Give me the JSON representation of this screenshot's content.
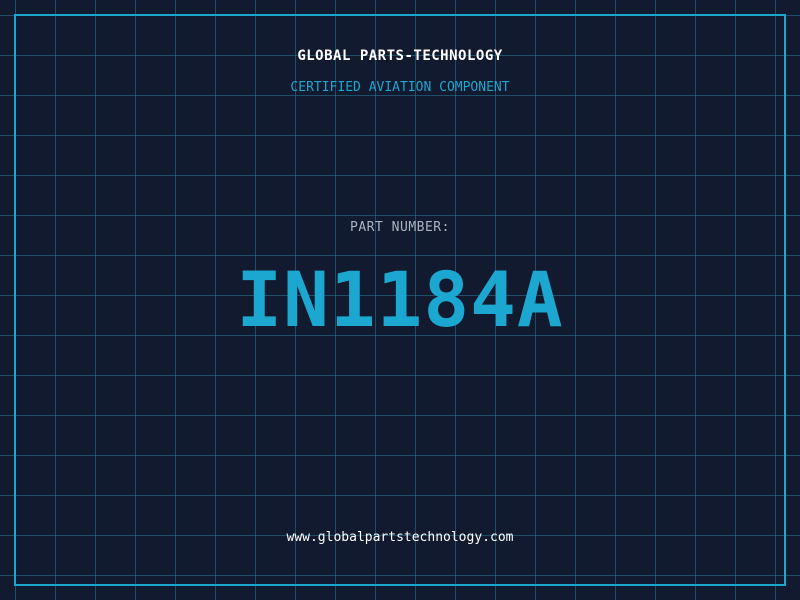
{
  "header": {
    "company_name": "GLOBAL PARTS-TECHNOLOGY",
    "tagline": "CERTIFIED AVIATION COMPONENT"
  },
  "part": {
    "label": "PART NUMBER:",
    "number": "IN1184A"
  },
  "footer": {
    "website": "www.globalpartstechnology.com"
  },
  "colors": {
    "background": "#111a2e",
    "grid": "#287896",
    "accent": "#1ba7d0",
    "text_primary": "#ffffff",
    "text_muted": "#aab4c2"
  }
}
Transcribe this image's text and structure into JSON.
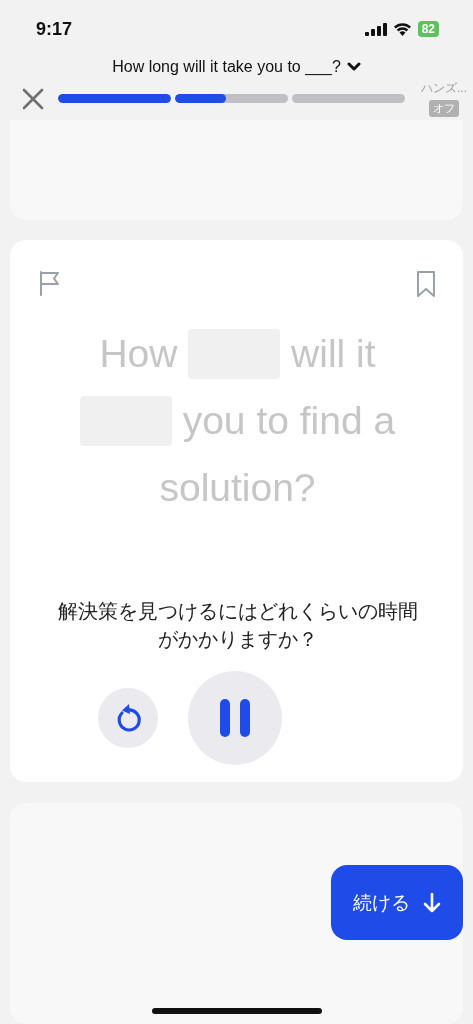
{
  "status_bar": {
    "time": "9:17",
    "battery": "82"
  },
  "header": {
    "title": "How long will it take you to ___?",
    "progress": [
      {
        "kind": "meter",
        "level": 1
      },
      {
        "kind": "meter",
        "level": 0.45
      },
      {
        "kind": "upcoming"
      }
    ],
    "hands_free": {
      "label": "ハンズ...",
      "state": "オフ",
      "on": false
    }
  },
  "card": {
    "bookmarked": false,
    "playing": true,
    "sentence": [
      {
        "kind": "word",
        "text": "How"
      },
      {
        "kind": "blank"
      },
      {
        "kind": "word",
        "text": "will it"
      },
      {
        "kind": "blank"
      },
      {
        "kind": "word",
        "text": "you to find a solution?"
      }
    ],
    "translation": "解決策を見つけるにはどれくらいの時間がかかりますか？"
  },
  "continue_button": {
    "label": "続ける"
  }
}
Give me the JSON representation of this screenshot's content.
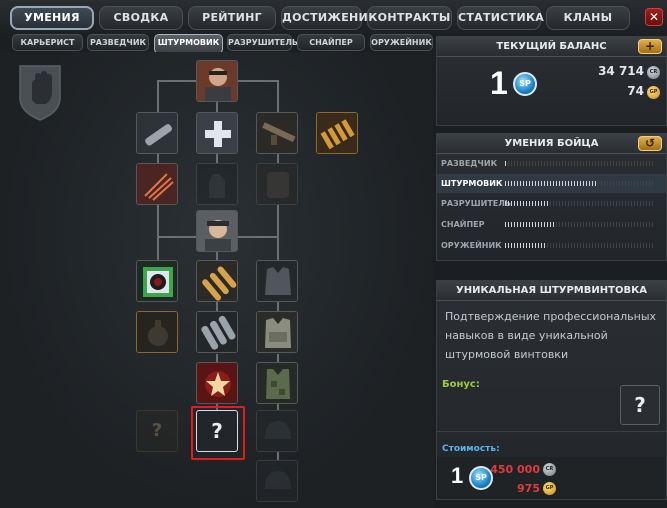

Task requirements: Print every entry exactly as written, without the pictures.

Answer:
Give me the JSON representation of this screenshot's content.
{
  "header": {
    "company_name": "GLOBAL PARTS-TECHNOLOGY",
    "tagline": "CERTIFIED AVIATION COMPONENT"
  },
  "part": {
    "label": "PART NUMBER:",
    "number": "IN1184A"
  },
  "footer": {
    "website": "www.globalpartstechnology.com"
  },
  "colors": {
    "background": "#111a2e",
    "grid": "#287896",
    "accent": "#1ba7d0",
    "text_primary": "#ffffff",
    "text_muted": "#aab4c2"
  }
}
Transcribe this image's text and structure into JSON.
{
  "status_bar": {
    "time": "9:17",
    "battery": "82"
  },
  "header": {
    "title": "How long will it take you to ___?",
    "progress": [
      {
        "kind": "meter",
        "level": 1
      },
      {
        "kind": "meter",
        "level": 0.45
      },
      {
        "kind": "upcoming"
      }
    ],
    "hands_free": {
      "label": "ハンズ...",
      "state": "オフ",
      "on": false
    }
  },
  "card": {
    "bookmarked": false,
    "playing": true,
    "sentence": [
      {
        "kind": "word",
        "text": "How"
      },
      {
        "kind": "blank"
      },
      {
        "kind": "word",
        "text": "will it"
      },
      {
        "kind": "blank"
      },
      {
        "kind": "word",
        "text": "you to find a solution?"
      }
    ],
    "translation": "解決策を見つけるにはどれくらいの時間がかかりますか？"
  },
  "continue_button": {
    "label": "続ける"
  }
}
Give me the JSON representation of this screenshot's content.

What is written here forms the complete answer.